Return each line of the data below verbatim; pictures are to be left out.

━━━━━━━━

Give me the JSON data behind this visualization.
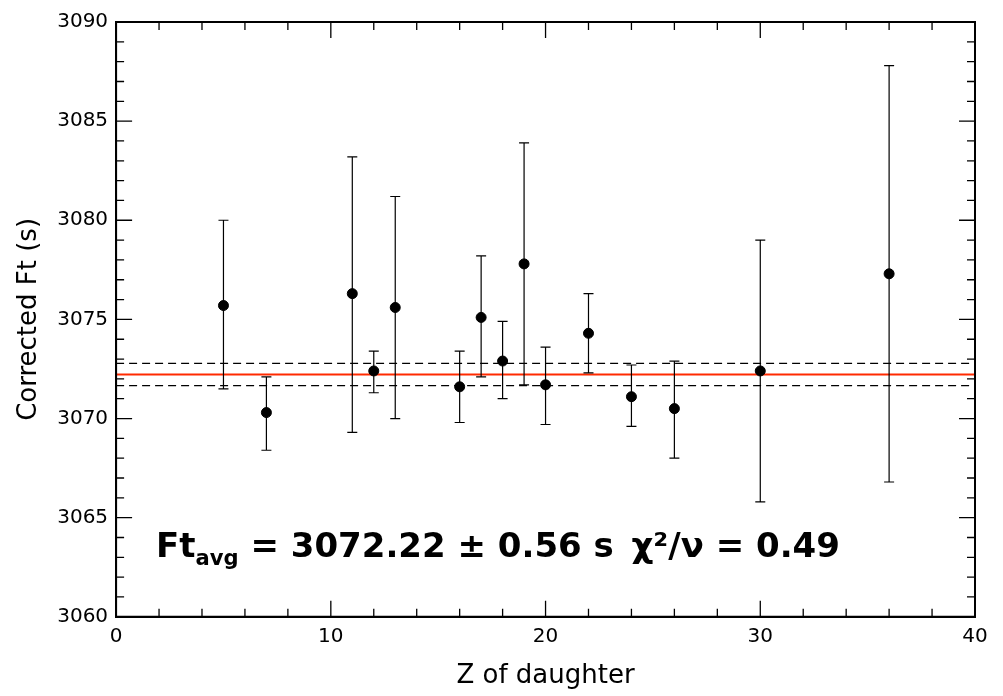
{
  "chart_data": {
    "type": "scatter",
    "xlabel": "Z of daughter",
    "ylabel": "Corrected Ft (s)",
    "x": [
      5,
      7,
      11,
      12,
      13,
      16,
      17,
      18,
      19,
      20,
      22,
      24,
      26,
      30,
      36
    ],
    "values": [
      3075.7,
      3070.3,
      3076.3,
      3072.4,
      3075.6,
      3071.6,
      3075.1,
      3072.9,
      3077.8,
      3071.7,
      3074.3,
      3071.1,
      3070.5,
      3072.4,
      3077.3
    ],
    "errors": [
      [
        3071.5,
        3080.0
      ],
      [
        3068.4,
        3072.1
      ],
      [
        3069.3,
        3083.2
      ],
      [
        3071.3,
        3073.4
      ],
      [
        3070.0,
        3081.2
      ],
      [
        3069.8,
        3073.4
      ],
      [
        3072.1,
        3078.2
      ],
      [
        3071.0,
        3074.9
      ],
      [
        3071.7,
        3083.9
      ],
      [
        3069.7,
        3073.6
      ],
      [
        3072.3,
        3076.3
      ],
      [
        3069.6,
        3072.7
      ],
      [
        3068.0,
        3072.9
      ],
      [
        3065.8,
        3079.0
      ],
      [
        3066.8,
        3087.8
      ]
    ],
    "color": "#000000",
    "marker": "circle",
    "grid": false,
    "legend": false,
    "xlim": [
      0,
      40
    ],
    "xticks": [
      0,
      {
        "value": 2,
        "label": null
      },
      {
        "value": 4,
        "label": null
      },
      {
        "value": 6,
        "label": null
      },
      {
        "value": 8,
        "label": null
      },
      10,
      {
        "value": 12,
        "label": null
      },
      {
        "value": 14,
        "label": null
      },
      {
        "value": 16,
        "label": null
      },
      {
        "value": 18,
        "label": null
      },
      20,
      {
        "value": 22,
        "label": null
      },
      {
        "value": 24,
        "label": null
      },
      {
        "value": 26,
        "label": null
      },
      {
        "value": 28,
        "label": null
      },
      30,
      {
        "value": 32,
        "label": null
      },
      {
        "value": 34,
        "label": null
      },
      {
        "value": 36,
        "label": null
      },
      {
        "value": 38,
        "label": null
      },
      40
    ],
    "ylim": [
      3060,
      3090
    ],
    "yticks": [
      3060,
      {
        "value": 3061,
        "label": null
      },
      {
        "value": 3062,
        "label": null
      },
      {
        "value": 3063,
        "label": null
      },
      {
        "value": 3064,
        "label": null
      },
      3065,
      {
        "value": 3066,
        "label": null
      },
      {
        "value": 3067,
        "label": null
      },
      {
        "value": 3068,
        "label": null
      },
      {
        "value": 3069,
        "label": null
      },
      3070,
      {
        "value": 3071,
        "label": null
      },
      {
        "value": 3072,
        "label": null
      },
      {
        "value": 3073,
        "label": null
      },
      {
        "value": 3074,
        "label": null
      },
      3075,
      {
        "value": 3076,
        "label": null
      },
      {
        "value": 3077,
        "label": null
      },
      {
        "value": 3078,
        "label": null
      },
      {
        "value": 3079,
        "label": null
      },
      3080,
      {
        "value": 3081,
        "label": null
      },
      {
        "value": 3082,
        "label": null
      },
      {
        "value": 3083,
        "label": null
      },
      {
        "value": 3084,
        "label": null
      },
      3085,
      {
        "value": 3086,
        "label": null
      },
      {
        "value": 3087,
        "label": null
      },
      {
        "value": 3088,
        "label": null
      },
      {
        "value": 3089,
        "label": null
      },
      3090
    ],
    "ref_lines": [
      {
        "axis": "y",
        "value": 3072.22,
        "label": null,
        "color": "#ff2a00",
        "line_style": "solid"
      },
      {
        "axis": "y",
        "value": 3072.78,
        "label": null,
        "color": "#000000",
        "line_style": "dashed"
      },
      {
        "axis": "y",
        "value": 3071.66,
        "label": null,
        "color": "#000000",
        "line_style": "dashed"
      }
    ],
    "annotations": [
      "Ft$_{avg}$ = 3072.22 ± 0.56 s",
      "χ²/ν = 0.49"
    ]
  }
}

━━━━━━━━

**EXERCISE RESULT:**
Give me the JSON data behind this visualization.
{
  "chart_data": {
    "type": "scatter",
    "xlabel": "Z of daughter",
    "ylabel": "Corrected Ft (s)",
    "x": [
      5,
      7,
      11,
      12,
      13,
      16,
      17,
      18,
      19,
      20,
      22,
      24,
      26,
      30,
      36
    ],
    "values": [
      3075.7,
      3070.3,
      3076.3,
      3072.4,
      3075.6,
      3071.6,
      3075.1,
      3072.9,
      3077.8,
      3071.7,
      3074.3,
      3071.1,
      3070.5,
      3072.4,
      3077.3
    ],
    "errors": [
      [
        3071.5,
        3080.0
      ],
      [
        3068.4,
        3072.1
      ],
      [
        3069.3,
        3083.2
      ],
      [
        3071.3,
        3073.4
      ],
      [
        3070.0,
        3081.2
      ],
      [
        3069.8,
        3073.4
      ],
      [
        3072.1,
        3078.2
      ],
      [
        3071.0,
        3074.9
      ],
      [
        3071.7,
        3083.9
      ],
      [
        3069.7,
        3073.6
      ],
      [
        3072.3,
        3076.3
      ],
      [
        3069.6,
        3072.7
      ],
      [
        3068.0,
        3072.9
      ],
      [
        3065.8,
        3079.0
      ],
      [
        3066.8,
        3087.8
      ]
    ],
    "color": "#000000",
    "marker": "circle",
    "grid": false,
    "legend": false,
    "xlim": [
      0,
      40
    ],
    "xticks": [
      0,
      {
        "value": 2,
        "label": null
      },
      {
        "value": 4,
        "label": null
      },
      {
        "value": 6,
        "label": null
      },
      {
        "value": 8,
        "label": null
      },
      10,
      {
        "value": 12,
        "label": null
      },
      {
        "value": 14,
        "label": null
      },
      {
        "value": 16,
        "label": null
      },
      {
        "value": 18,
        "label": null
      },
      20,
      {
        "value": 22,
        "label": null
      },
      {
        "value": 24,
        "label": null
      },
      {
        "value": 26,
        "label": null
      },
      {
        "value": 28,
        "label": null
      },
      30,
      {
        "value": 32,
        "label": null
      },
      {
        "value": 34,
        "label": null
      },
      {
        "value": 36,
        "label": null
      },
      {
        "value": 38,
        "label": null
      },
      40
    ],
    "ylim": [
      3060,
      3090
    ],
    "yticks": [
      3060,
      {
        "value": 3061,
        "label": null
      },
      {
        "value": 3062,
        "label": null
      },
      {
        "value": 3063,
        "label": null
      },
      {
        "value": 3064,
        "label": null
      },
      3065,
      {
        "value": 3066,
        "label": null
      },
      {
        "value": 3067,
        "label": null
      },
      {
        "value": 3068,
        "label": null
      },
      {
        "value": 3069,
        "label": null
      },
      3070,
      {
        "value": 3071,
        "label": null
      },
      {
        "value": 3072,
        "label": null
      },
      {
        "value": 3073,
        "label": null
      },
      {
        "value": 3074,
        "label": null
      },
      3075,
      {
        "value": 3076,
        "label": null
      },
      {
        "value": 3077,
        "label": null
      },
      {
        "value": 3078,
        "label": null
      },
      {
        "value": 3079,
        "label": null
      },
      3080,
      {
        "value": 3081,
        "label": null
      },
      {
        "value": 3082,
        "label": null
      },
      {
        "value": 3083,
        "label": null
      },
      {
        "value": 3084,
        "label": null
      },
      3085,
      {
        "value": 3086,
        "label": null
      },
      {
        "value": 3087,
        "label": null
      },
      {
        "value": 3088,
        "label": null
      },
      {
        "value": 3089,
        "label": null
      },
      3090
    ],
    "ref_lines": [
      {
        "axis": "y",
        "value": 3072.22,
        "label": null,
        "color": "#ff2a00",
        "line_style": "solid"
      },
      {
        "axis": "y",
        "value": 3072.78,
        "label": null,
        "color": "#000000",
        "line_style": "dashed"
      },
      {
        "axis": "y",
        "value": 3071.66,
        "label": null,
        "color": "#000000",
        "line_style": "dashed"
      }
    ],
    "annotations": [
      "Ft$_{avg}$ = 3072.22 ± 0.56 s",
      "χ²/ν = 0.49"
    ]
  }
}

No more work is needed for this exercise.